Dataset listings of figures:

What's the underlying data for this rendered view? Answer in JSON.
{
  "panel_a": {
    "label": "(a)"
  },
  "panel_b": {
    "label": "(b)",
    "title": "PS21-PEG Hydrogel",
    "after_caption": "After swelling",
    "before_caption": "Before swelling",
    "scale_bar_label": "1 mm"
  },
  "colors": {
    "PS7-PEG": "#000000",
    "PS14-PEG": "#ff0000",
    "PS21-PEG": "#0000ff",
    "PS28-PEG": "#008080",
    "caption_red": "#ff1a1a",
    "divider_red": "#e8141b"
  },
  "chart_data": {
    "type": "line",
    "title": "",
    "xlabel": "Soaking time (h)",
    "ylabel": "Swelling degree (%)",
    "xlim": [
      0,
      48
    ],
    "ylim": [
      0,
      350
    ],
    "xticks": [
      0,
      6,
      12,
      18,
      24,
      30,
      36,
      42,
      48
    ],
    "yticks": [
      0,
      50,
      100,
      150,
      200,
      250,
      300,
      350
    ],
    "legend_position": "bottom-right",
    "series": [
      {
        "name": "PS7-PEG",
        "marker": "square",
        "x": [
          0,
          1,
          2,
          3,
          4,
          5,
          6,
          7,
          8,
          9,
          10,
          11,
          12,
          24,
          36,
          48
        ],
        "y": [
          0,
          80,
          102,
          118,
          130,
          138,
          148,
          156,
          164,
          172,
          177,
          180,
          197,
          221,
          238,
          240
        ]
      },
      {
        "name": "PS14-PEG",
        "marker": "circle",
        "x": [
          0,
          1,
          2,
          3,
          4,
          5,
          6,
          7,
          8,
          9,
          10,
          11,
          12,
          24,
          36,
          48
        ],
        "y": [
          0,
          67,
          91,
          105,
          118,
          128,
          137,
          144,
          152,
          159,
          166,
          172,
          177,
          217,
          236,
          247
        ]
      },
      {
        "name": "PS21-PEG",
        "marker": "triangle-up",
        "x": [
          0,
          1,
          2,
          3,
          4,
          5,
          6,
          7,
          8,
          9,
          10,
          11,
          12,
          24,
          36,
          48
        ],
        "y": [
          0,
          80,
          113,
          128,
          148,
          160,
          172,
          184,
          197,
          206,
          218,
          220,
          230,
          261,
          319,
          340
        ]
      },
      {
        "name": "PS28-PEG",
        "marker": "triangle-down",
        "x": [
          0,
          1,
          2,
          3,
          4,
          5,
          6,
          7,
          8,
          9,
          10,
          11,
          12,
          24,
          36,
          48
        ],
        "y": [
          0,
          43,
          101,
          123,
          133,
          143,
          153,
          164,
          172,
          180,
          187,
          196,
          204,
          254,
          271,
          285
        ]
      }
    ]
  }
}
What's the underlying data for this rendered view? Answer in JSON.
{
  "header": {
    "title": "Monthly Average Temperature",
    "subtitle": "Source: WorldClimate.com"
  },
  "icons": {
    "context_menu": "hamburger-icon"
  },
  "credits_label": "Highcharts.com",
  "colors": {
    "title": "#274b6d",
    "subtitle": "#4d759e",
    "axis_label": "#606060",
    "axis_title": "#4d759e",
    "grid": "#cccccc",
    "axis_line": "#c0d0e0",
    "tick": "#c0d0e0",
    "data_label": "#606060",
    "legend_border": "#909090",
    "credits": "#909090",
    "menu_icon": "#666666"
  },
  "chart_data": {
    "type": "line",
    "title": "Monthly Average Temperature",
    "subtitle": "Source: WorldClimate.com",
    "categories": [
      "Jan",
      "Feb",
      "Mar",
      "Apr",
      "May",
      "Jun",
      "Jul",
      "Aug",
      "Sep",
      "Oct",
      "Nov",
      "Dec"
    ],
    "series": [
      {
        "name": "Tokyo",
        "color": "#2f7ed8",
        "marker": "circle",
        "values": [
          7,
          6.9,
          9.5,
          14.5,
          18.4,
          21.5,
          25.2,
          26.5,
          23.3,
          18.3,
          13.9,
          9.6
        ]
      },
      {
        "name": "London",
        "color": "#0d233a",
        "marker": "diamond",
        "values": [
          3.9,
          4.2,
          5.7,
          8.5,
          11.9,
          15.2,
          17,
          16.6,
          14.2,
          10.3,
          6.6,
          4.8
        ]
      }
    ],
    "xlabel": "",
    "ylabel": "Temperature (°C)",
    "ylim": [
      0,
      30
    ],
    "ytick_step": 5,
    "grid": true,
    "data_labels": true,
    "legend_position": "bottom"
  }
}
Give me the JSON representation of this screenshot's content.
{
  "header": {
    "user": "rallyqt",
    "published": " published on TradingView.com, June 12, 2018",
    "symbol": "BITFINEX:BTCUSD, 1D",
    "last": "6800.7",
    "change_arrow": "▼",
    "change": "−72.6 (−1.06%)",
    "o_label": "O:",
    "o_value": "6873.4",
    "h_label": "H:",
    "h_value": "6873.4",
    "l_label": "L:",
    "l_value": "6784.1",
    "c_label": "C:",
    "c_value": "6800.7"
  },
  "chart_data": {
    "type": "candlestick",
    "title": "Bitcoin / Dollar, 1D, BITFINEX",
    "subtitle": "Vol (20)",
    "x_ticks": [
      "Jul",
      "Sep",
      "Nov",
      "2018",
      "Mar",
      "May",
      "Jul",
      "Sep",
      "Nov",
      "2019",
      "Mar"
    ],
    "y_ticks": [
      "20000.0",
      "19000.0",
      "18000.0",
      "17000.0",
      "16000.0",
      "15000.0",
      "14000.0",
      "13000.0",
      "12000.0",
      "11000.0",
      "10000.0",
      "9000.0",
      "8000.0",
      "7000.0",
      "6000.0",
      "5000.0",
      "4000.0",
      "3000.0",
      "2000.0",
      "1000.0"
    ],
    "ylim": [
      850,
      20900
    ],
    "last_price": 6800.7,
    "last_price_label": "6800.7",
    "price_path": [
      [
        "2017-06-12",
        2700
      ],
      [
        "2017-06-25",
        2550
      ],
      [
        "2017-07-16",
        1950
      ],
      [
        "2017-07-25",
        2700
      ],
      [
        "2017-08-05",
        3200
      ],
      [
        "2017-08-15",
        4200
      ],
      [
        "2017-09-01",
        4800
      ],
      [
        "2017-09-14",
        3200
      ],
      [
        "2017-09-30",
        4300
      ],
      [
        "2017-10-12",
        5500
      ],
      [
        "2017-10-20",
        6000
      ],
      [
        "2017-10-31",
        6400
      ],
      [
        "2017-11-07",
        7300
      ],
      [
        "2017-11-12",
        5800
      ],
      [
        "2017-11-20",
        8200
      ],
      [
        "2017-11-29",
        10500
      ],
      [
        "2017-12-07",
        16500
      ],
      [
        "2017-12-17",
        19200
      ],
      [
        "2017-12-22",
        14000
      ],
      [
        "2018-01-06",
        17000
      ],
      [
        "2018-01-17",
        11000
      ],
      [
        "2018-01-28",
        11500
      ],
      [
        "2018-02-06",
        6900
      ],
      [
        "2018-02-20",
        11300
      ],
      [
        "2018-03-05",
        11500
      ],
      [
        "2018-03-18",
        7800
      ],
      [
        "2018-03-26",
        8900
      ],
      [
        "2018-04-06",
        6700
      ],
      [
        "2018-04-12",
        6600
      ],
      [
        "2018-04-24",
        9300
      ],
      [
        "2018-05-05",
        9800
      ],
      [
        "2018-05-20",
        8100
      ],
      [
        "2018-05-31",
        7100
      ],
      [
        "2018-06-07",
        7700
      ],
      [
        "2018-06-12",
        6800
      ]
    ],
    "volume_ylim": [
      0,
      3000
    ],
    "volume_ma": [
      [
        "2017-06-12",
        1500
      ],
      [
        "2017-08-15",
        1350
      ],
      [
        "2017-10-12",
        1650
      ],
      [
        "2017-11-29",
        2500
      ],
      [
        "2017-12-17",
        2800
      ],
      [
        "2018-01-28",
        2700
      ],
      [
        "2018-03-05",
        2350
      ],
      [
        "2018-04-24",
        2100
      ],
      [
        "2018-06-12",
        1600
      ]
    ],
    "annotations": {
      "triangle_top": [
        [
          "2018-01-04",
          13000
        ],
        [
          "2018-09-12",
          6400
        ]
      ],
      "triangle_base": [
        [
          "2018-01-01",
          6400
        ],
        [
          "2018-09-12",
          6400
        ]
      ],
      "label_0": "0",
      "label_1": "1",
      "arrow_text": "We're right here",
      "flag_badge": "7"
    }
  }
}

→ PROBLEM TO SOLVE:
Give the count of lines in the listing above that include "bottom", with no other words.

→ OUTPUT BELOW:
2